**EXERCISE INSTRUCTIONS:**
Output the entries word for word. Omit images.
=-=-=
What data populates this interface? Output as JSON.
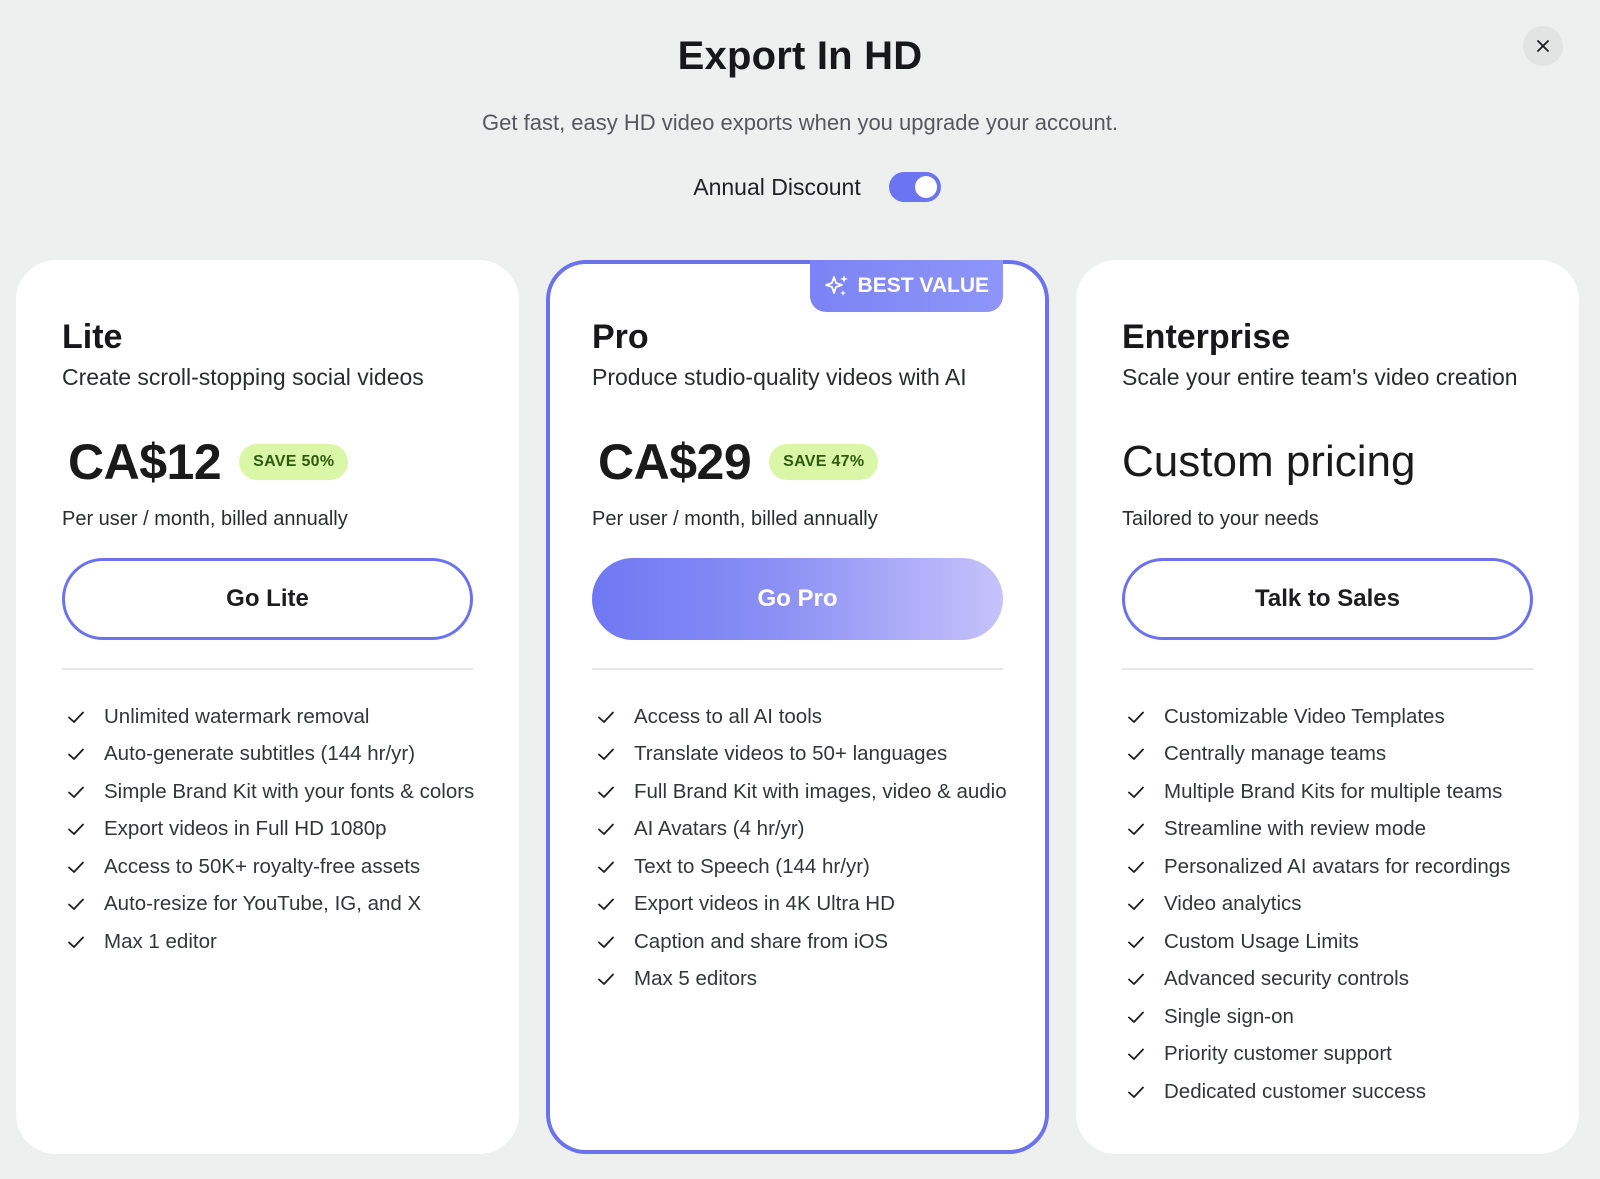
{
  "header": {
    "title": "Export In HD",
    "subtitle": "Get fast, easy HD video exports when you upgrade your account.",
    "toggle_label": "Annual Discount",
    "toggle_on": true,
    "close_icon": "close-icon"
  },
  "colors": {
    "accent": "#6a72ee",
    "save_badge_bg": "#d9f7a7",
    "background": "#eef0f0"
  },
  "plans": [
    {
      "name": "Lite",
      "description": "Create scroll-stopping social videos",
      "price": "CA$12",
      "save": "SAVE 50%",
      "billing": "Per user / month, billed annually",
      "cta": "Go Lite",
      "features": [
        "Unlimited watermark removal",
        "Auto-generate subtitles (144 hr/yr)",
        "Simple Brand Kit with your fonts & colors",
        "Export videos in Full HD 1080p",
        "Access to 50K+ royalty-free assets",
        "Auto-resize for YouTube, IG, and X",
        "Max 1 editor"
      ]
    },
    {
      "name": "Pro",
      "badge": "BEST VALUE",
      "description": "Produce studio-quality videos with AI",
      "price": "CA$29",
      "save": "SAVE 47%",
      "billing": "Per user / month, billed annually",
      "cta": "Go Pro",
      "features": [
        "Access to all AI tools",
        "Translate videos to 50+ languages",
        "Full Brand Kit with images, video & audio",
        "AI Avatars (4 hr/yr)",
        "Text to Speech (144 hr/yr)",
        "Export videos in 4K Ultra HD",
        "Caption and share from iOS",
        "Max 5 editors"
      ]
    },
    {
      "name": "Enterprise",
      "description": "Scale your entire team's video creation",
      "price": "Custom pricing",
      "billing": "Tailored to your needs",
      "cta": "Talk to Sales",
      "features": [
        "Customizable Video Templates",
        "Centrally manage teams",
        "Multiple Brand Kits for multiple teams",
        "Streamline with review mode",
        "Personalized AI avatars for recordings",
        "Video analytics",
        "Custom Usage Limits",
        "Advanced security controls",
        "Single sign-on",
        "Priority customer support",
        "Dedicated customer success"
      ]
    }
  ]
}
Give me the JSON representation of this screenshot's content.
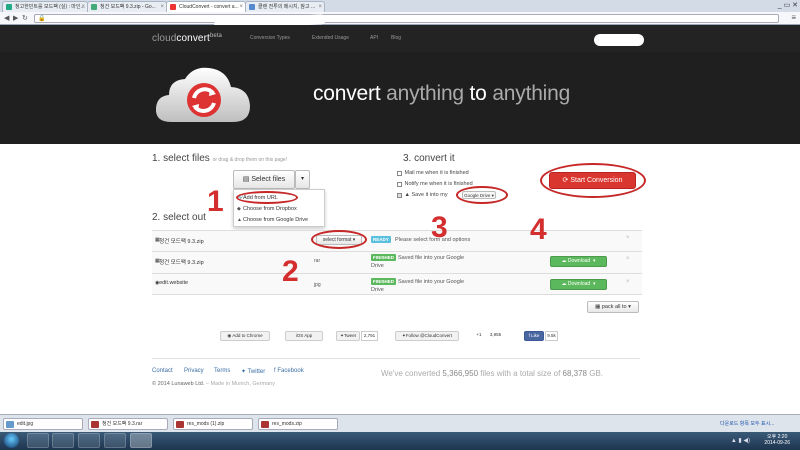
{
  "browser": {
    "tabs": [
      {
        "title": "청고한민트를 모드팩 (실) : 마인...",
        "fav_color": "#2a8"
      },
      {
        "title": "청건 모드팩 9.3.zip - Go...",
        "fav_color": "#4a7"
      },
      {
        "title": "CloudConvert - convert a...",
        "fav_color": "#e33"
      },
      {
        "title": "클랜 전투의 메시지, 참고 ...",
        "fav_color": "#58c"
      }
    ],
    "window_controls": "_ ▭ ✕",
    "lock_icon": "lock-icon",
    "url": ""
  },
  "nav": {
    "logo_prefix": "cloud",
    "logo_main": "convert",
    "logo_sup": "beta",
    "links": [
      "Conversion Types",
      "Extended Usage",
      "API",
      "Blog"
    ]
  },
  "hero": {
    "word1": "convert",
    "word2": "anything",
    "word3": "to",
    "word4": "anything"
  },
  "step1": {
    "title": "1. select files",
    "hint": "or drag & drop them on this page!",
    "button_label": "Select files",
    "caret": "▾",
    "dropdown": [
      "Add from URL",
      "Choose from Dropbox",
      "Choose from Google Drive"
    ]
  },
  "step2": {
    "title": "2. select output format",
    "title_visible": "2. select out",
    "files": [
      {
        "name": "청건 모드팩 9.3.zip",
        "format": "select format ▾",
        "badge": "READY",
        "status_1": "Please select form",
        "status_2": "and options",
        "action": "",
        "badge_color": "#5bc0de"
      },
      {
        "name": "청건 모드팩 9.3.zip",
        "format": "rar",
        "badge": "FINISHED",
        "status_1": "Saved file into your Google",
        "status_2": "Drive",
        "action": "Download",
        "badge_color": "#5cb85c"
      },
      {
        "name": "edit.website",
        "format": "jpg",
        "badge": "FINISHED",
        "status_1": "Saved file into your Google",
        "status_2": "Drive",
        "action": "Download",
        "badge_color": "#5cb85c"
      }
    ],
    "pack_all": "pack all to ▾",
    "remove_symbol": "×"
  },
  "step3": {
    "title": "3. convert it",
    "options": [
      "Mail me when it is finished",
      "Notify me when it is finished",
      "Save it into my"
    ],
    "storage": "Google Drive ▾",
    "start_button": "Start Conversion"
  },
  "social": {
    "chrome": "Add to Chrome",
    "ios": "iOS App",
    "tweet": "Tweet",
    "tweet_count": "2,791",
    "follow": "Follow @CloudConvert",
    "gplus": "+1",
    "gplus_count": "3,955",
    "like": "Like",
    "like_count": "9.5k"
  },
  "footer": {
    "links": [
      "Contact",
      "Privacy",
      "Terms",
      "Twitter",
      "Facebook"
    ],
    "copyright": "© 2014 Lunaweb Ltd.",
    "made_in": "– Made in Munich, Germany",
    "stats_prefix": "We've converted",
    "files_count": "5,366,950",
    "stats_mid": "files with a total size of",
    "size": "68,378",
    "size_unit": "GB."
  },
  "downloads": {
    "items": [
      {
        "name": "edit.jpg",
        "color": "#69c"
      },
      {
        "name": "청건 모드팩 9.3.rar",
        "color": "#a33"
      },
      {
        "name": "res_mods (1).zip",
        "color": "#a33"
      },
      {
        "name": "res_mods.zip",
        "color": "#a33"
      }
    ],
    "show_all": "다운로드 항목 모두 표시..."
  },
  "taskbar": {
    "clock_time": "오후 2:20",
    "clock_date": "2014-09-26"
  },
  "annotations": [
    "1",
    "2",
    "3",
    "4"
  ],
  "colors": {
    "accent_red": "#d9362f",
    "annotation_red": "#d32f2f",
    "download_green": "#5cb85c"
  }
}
=-=-=
**CORRECT RESPONSE:**
What data populates this interface? Output as JSON.
{
  "header": {
    "title": "Export In HD",
    "subtitle": "Get fast, easy HD video exports when you upgrade your account.",
    "toggle_label": "Annual Discount",
    "toggle_on": true,
    "close_icon": "close-icon"
  },
  "colors": {
    "accent": "#6a72ee",
    "save_badge_bg": "#d9f7a7",
    "background": "#eef0f0"
  },
  "plans": [
    {
      "name": "Lite",
      "description": "Create scroll-stopping social videos",
      "price": "CA$12",
      "save": "SAVE 50%",
      "billing": "Per user / month, billed annually",
      "cta": "Go Lite",
      "features": [
        "Unlimited watermark removal",
        "Auto-generate subtitles (144 hr/yr)",
        "Simple Brand Kit with your fonts & colors",
        "Export videos in Full HD 1080p",
        "Access to 50K+ royalty-free assets",
        "Auto-resize for YouTube, IG, and X",
        "Max 1 editor"
      ]
    },
    {
      "name": "Pro",
      "badge": "BEST VALUE",
      "description": "Produce studio-quality videos with AI",
      "price": "CA$29",
      "save": "SAVE 47%",
      "billing": "Per user / month, billed annually",
      "cta": "Go Pro",
      "features": [
        "Access to all AI tools",
        "Translate videos to 50+ languages",
        "Full Brand Kit with images, video & audio",
        "AI Avatars (4 hr/yr)",
        "Text to Speech (144 hr/yr)",
        "Export videos in 4K Ultra HD",
        "Caption and share from iOS",
        "Max 5 editors"
      ]
    },
    {
      "name": "Enterprise",
      "description": "Scale your entire team's video creation",
      "price": "Custom pricing",
      "billing": "Tailored to your needs",
      "cta": "Talk to Sales",
      "features": [
        "Customizable Video Templates",
        "Centrally manage teams",
        "Multiple Brand Kits for multiple teams",
        "Streamline with review mode",
        "Personalized AI avatars for recordings",
        "Video analytics",
        "Custom Usage Limits",
        "Advanced security controls",
        "Single sign-on",
        "Priority customer support",
        "Dedicated customer success"
      ]
    }
  ]
}
Give me the JSON representation of this screenshot's content.
{
  "browser": {
    "tabs": [
      {
        "title": "청고한민트를 모드팩 (실) : 마인...",
        "fav_color": "#2a8"
      },
      {
        "title": "청건 모드팩 9.3.zip - Go...",
        "fav_color": "#4a7"
      },
      {
        "title": "CloudConvert - convert a...",
        "fav_color": "#e33"
      },
      {
        "title": "클랜 전투의 메시지, 참고 ...",
        "fav_color": "#58c"
      }
    ],
    "window_controls": "_ ▭ ✕",
    "lock_icon": "lock-icon",
    "url": ""
  },
  "nav": {
    "logo_prefix": "cloud",
    "logo_main": "convert",
    "logo_sup": "beta",
    "links": [
      "Conversion Types",
      "Extended Usage",
      "API",
      "Blog"
    ]
  },
  "hero": {
    "word1": "convert",
    "word2": "anything",
    "word3": "to",
    "word4": "anything"
  },
  "step1": {
    "title": "1. select files",
    "hint": "or drag & drop them on this page!",
    "button_label": "Select files",
    "caret": "▾",
    "dropdown": [
      "Add from URL",
      "Choose from Dropbox",
      "Choose from Google Drive"
    ]
  },
  "step2": {
    "title": "2. select output format",
    "title_visible": "2. select out",
    "files": [
      {
        "name": "청건 모드팩 9.3.zip",
        "format": "select format ▾",
        "badge": "READY",
        "status_1": "Please select form",
        "status_2": "and options",
        "action": "",
        "badge_color": "#5bc0de"
      },
      {
        "name": "청건 모드팩 9.3.zip",
        "format": "rar",
        "badge": "FINISHED",
        "status_1": "Saved file into your Google",
        "status_2": "Drive",
        "action": "Download",
        "badge_color": "#5cb85c"
      },
      {
        "name": "edit.website",
        "format": "jpg",
        "badge": "FINISHED",
        "status_1": "Saved file into your Google",
        "status_2": "Drive",
        "action": "Download",
        "badge_color": "#5cb85c"
      }
    ],
    "pack_all": "pack all to ▾",
    "remove_symbol": "×"
  },
  "step3": {
    "title": "3. convert it",
    "options": [
      "Mail me when it is finished",
      "Notify me when it is finished",
      "Save it into my"
    ],
    "storage": "Google Drive ▾",
    "start_button": "Start Conversion"
  },
  "social": {
    "chrome": "Add to Chrome",
    "ios": "iOS App",
    "tweet": "Tweet",
    "tweet_count": "2,791",
    "follow": "Follow @CloudConvert",
    "gplus": "+1",
    "gplus_count": "3,955",
    "like": "Like",
    "like_count": "9.5k"
  },
  "footer": {
    "links": [
      "Contact",
      "Privacy",
      "Terms",
      "Twitter",
      "Facebook"
    ],
    "copyright": "© 2014 Lunaweb Ltd.",
    "made_in": "– Made in Munich, Germany",
    "stats_prefix": "We've converted",
    "files_count": "5,366,950",
    "stats_mid": "files with a total size of",
    "size": "68,378",
    "size_unit": "GB."
  },
  "downloads": {
    "items": [
      {
        "name": "edit.jpg",
        "color": "#69c"
      },
      {
        "name": "청건 모드팩 9.3.rar",
        "color": "#a33"
      },
      {
        "name": "res_mods (1).zip",
        "color": "#a33"
      },
      {
        "name": "res_mods.zip",
        "color": "#a33"
      }
    ],
    "show_all": "다운로드 항목 모두 표시..."
  },
  "taskbar": {
    "clock_time": "오후 2:20",
    "clock_date": "2014-09-26"
  },
  "annotations": [
    "1",
    "2",
    "3",
    "4"
  ],
  "colors": {
    "accent_red": "#d9362f",
    "annotation_red": "#d32f2f",
    "download_green": "#5cb85c"
  }
}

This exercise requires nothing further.